- Task description -
Reproduce each line of the listing exactly.

=-=-=

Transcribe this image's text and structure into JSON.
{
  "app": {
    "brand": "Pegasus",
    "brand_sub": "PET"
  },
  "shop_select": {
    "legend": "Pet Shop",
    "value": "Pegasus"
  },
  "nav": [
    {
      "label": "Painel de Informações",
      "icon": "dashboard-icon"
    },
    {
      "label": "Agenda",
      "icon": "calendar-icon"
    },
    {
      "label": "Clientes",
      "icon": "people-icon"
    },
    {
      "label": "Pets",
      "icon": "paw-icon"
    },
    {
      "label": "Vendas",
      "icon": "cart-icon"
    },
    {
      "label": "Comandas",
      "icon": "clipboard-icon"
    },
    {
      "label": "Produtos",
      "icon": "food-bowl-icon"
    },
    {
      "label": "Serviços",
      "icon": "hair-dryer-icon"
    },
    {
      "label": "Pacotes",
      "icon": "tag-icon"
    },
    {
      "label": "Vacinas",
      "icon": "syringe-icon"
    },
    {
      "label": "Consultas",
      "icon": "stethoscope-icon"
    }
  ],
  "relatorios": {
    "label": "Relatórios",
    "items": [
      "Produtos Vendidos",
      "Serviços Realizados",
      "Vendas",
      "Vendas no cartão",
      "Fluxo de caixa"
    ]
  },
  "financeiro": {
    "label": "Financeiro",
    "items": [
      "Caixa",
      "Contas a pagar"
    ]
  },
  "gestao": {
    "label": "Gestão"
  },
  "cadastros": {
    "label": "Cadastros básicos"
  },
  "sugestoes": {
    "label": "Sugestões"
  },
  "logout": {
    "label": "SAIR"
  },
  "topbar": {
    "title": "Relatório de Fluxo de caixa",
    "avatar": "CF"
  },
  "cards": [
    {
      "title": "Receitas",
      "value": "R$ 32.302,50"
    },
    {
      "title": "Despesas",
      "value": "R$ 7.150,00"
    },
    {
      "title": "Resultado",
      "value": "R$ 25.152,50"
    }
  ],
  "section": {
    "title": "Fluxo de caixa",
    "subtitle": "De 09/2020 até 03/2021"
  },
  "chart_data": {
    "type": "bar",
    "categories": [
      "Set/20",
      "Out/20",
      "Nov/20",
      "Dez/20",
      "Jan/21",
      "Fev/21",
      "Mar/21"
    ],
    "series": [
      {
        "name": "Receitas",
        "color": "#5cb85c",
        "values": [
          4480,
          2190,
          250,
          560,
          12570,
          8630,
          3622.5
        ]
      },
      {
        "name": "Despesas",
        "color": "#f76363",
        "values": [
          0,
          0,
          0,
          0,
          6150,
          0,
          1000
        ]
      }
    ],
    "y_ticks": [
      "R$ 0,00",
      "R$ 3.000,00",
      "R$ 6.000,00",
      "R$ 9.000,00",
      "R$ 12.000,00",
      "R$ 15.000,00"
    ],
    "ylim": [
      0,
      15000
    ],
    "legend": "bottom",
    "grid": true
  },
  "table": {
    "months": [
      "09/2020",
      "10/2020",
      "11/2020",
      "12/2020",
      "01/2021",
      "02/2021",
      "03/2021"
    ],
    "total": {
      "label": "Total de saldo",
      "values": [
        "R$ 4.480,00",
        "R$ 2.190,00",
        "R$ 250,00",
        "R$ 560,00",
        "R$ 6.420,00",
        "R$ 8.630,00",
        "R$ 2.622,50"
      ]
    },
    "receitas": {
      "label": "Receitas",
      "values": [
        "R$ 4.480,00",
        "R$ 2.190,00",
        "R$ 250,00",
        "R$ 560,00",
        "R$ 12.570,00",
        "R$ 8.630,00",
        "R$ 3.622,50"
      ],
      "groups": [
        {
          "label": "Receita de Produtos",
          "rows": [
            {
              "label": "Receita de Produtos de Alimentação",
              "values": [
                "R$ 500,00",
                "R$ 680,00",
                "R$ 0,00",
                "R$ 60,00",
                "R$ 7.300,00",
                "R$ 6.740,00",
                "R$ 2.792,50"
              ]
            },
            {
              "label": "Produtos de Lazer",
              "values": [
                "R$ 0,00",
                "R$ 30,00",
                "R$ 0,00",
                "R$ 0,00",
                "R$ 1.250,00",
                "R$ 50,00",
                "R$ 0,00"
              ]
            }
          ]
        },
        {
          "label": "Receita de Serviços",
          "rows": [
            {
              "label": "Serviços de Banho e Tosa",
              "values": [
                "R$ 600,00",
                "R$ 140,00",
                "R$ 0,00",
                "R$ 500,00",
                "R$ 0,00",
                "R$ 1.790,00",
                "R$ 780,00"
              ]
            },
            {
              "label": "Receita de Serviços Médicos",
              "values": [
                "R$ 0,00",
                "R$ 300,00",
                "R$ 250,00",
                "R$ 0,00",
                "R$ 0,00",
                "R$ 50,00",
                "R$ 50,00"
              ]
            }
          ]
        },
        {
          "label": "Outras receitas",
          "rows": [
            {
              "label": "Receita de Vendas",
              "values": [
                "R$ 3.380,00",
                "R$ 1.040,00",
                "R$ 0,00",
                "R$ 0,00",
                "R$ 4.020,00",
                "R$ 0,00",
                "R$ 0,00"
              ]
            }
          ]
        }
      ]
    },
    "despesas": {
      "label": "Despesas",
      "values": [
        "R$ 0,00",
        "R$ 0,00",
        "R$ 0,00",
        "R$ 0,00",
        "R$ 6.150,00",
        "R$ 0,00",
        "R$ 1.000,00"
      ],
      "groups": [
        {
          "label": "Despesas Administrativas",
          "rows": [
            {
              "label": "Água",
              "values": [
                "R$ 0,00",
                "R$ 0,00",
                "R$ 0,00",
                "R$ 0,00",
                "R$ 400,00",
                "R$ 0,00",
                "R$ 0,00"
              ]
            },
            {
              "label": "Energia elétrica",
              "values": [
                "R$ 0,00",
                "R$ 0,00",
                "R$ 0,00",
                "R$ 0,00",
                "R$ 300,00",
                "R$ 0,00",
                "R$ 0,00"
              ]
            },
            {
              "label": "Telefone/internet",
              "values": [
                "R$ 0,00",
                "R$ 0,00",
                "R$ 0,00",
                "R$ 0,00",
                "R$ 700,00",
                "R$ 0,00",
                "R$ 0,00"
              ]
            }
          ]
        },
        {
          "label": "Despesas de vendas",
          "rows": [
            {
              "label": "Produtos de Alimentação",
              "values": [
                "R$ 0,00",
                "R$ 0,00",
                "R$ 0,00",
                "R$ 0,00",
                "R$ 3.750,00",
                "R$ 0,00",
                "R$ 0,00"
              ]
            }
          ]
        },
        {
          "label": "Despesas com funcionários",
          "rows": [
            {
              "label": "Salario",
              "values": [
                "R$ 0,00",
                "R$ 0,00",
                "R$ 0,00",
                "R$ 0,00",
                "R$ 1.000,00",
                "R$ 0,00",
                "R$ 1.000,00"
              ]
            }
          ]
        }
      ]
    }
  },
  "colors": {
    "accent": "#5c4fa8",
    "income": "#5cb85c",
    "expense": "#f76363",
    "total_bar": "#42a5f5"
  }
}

=-=-=

- Exercise response -
Transcribe this image's text and structure into JSON.
{
  "app": {
    "brand": "Pegasus",
    "brand_sub": "PET"
  },
  "shop_select": {
    "legend": "Pet Shop",
    "value": "Pegasus"
  },
  "nav": [
    {
      "label": "Painel de Informações",
      "icon": "dashboard-icon"
    },
    {
      "label": "Agenda",
      "icon": "calendar-icon"
    },
    {
      "label": "Clientes",
      "icon": "people-icon"
    },
    {
      "label": "Pets",
      "icon": "paw-icon"
    },
    {
      "label": "Vendas",
      "icon": "cart-icon"
    },
    {
      "label": "Comandas",
      "icon": "clipboard-icon"
    },
    {
      "label": "Produtos",
      "icon": "food-bowl-icon"
    },
    {
      "label": "Serviços",
      "icon": "hair-dryer-icon"
    },
    {
      "label": "Pacotes",
      "icon": "tag-icon"
    },
    {
      "label": "Vacinas",
      "icon": "syringe-icon"
    },
    {
      "label": "Consultas",
      "icon": "stethoscope-icon"
    }
  ],
  "relatorios": {
    "label": "Relatórios",
    "items": [
      "Produtos Vendidos",
      "Serviços Realizados",
      "Vendas",
      "Vendas no cartão",
      "Fluxo de caixa"
    ]
  },
  "financeiro": {
    "label": "Financeiro",
    "items": [
      "Caixa",
      "Contas a pagar"
    ]
  },
  "gestao": {
    "label": "Gestão"
  },
  "cadastros": {
    "label": "Cadastros básicos"
  },
  "sugestoes": {
    "label": "Sugestões"
  },
  "logout": {
    "label": "SAIR"
  },
  "topbar": {
    "title": "Relatório de Fluxo de caixa",
    "avatar": "CF"
  },
  "cards": [
    {
      "title": "Receitas",
      "value": "R$ 32.302,50"
    },
    {
      "title": "Despesas",
      "value": "R$ 7.150,00"
    },
    {
      "title": "Resultado",
      "value": "R$ 25.152,50"
    }
  ],
  "section": {
    "title": "Fluxo de caixa",
    "subtitle": "De 09/2020 até 03/2021"
  },
  "chart_data": {
    "type": "bar",
    "categories": [
      "Set/20",
      "Out/20",
      "Nov/20",
      "Dez/20",
      "Jan/21",
      "Fev/21",
      "Mar/21"
    ],
    "series": [
      {
        "name": "Receitas",
        "color": "#5cb85c",
        "values": [
          4480,
          2190,
          250,
          560,
          12570,
          8630,
          3622.5
        ]
      },
      {
        "name": "Despesas",
        "color": "#f76363",
        "values": [
          0,
          0,
          0,
          0,
          6150,
          0,
          1000
        ]
      }
    ],
    "y_ticks": [
      "R$ 0,00",
      "R$ 3.000,00",
      "R$ 6.000,00",
      "R$ 9.000,00",
      "R$ 12.000,00",
      "R$ 15.000,00"
    ],
    "ylim": [
      0,
      15000
    ],
    "legend": "bottom",
    "grid": true
  },
  "table": {
    "months": [
      "09/2020",
      "10/2020",
      "11/2020",
      "12/2020",
      "01/2021",
      "02/2021",
      "03/2021"
    ],
    "total": {
      "label": "Total de saldo",
      "values": [
        "R$ 4.480,00",
        "R$ 2.190,00",
        "R$ 250,00",
        "R$ 560,00",
        "R$ 6.420,00",
        "R$ 8.630,00",
        "R$ 2.622,50"
      ]
    },
    "receitas": {
      "label": "Receitas",
      "values": [
        "R$ 4.480,00",
        "R$ 2.190,00",
        "R$ 250,00",
        "R$ 560,00",
        "R$ 12.570,00",
        "R$ 8.630,00",
        "R$ 3.622,50"
      ],
      "groups": [
        {
          "label": "Receita de Produtos",
          "rows": [
            {
              "label": "Receita de Produtos de Alimentação",
              "values": [
                "R$ 500,00",
                "R$ 680,00",
                "R$ 0,00",
                "R$ 60,00",
                "R$ 7.300,00",
                "R$ 6.740,00",
                "R$ 2.792,50"
              ]
            },
            {
              "label": "Produtos de Lazer",
              "values": [
                "R$ 0,00",
                "R$ 30,00",
                "R$ 0,00",
                "R$ 0,00",
                "R$ 1.250,00",
                "R$ 50,00",
                "R$ 0,00"
              ]
            }
          ]
        },
        {
          "label": "Receita de Serviços",
          "rows": [
            {
              "label": "Serviços de Banho e Tosa",
              "values": [
                "R$ 600,00",
                "R$ 140,00",
                "R$ 0,00",
                "R$ 500,00",
                "R$ 0,00",
                "R$ 1.790,00",
                "R$ 780,00"
              ]
            },
            {
              "label": "Receita de Serviços Médicos",
              "values": [
                "R$ 0,00",
                "R$ 300,00",
                "R$ 250,00",
                "R$ 0,00",
                "R$ 0,00",
                "R$ 50,00",
                "R$ 50,00"
              ]
            }
          ]
        },
        {
          "label": "Outras receitas",
          "rows": [
            {
              "label": "Receita de Vendas",
              "values": [
                "R$ 3.380,00",
                "R$ 1.040,00",
                "R$ 0,00",
                "R$ 0,00",
                "R$ 4.020,00",
                "R$ 0,00",
                "R$ 0,00"
              ]
            }
          ]
        }
      ]
    },
    "despesas": {
      "label": "Despesas",
      "values": [
        "R$ 0,00",
        "R$ 0,00",
        "R$ 0,00",
        "R$ 0,00",
        "R$ 6.150,00",
        "R$ 0,00",
        "R$ 1.000,00"
      ],
      "groups": [
        {
          "label": "Despesas Administrativas",
          "rows": [
            {
              "label": "Água",
              "values": [
                "R$ 0,00",
                "R$ 0,00",
                "R$ 0,00",
                "R$ 0,00",
                "R$ 400,00",
                "R$ 0,00",
                "R$ 0,00"
              ]
            },
            {
              "label": "Energia elétrica",
              "values": [
                "R$ 0,00",
                "R$ 0,00",
                "R$ 0,00",
                "R$ 0,00",
                "R$ 300,00",
                "R$ 0,00",
                "R$ 0,00"
              ]
            },
            {
              "label": "Telefone/internet",
              "values": [
                "R$ 0,00",
                "R$ 0,00",
                "R$ 0,00",
                "R$ 0,00",
                "R$ 700,00",
                "R$ 0,00",
                "R$ 0,00"
              ]
            }
          ]
        },
        {
          "label": "Despesas de vendas",
          "rows": [
            {
              "label": "Produtos de Alimentação",
              "values": [
                "R$ 0,00",
                "R$ 0,00",
                "R$ 0,00",
                "R$ 0,00",
                "R$ 3.750,00",
                "R$ 0,00",
                "R$ 0,00"
              ]
            }
          ]
        },
        {
          "label": "Despesas com funcionários",
          "rows": [
            {
              "label": "Salario",
              "values": [
                "R$ 0,00",
                "R$ 0,00",
                "R$ 0,00",
                "R$ 0,00",
                "R$ 1.000,00",
                "R$ 0,00",
                "R$ 1.000,00"
              ]
            }
          ]
        }
      ]
    }
  },
  "colors": {
    "accent": "#5c4fa8",
    "income": "#5cb85c",
    "expense": "#f76363",
    "total_bar": "#42a5f5"
  }
}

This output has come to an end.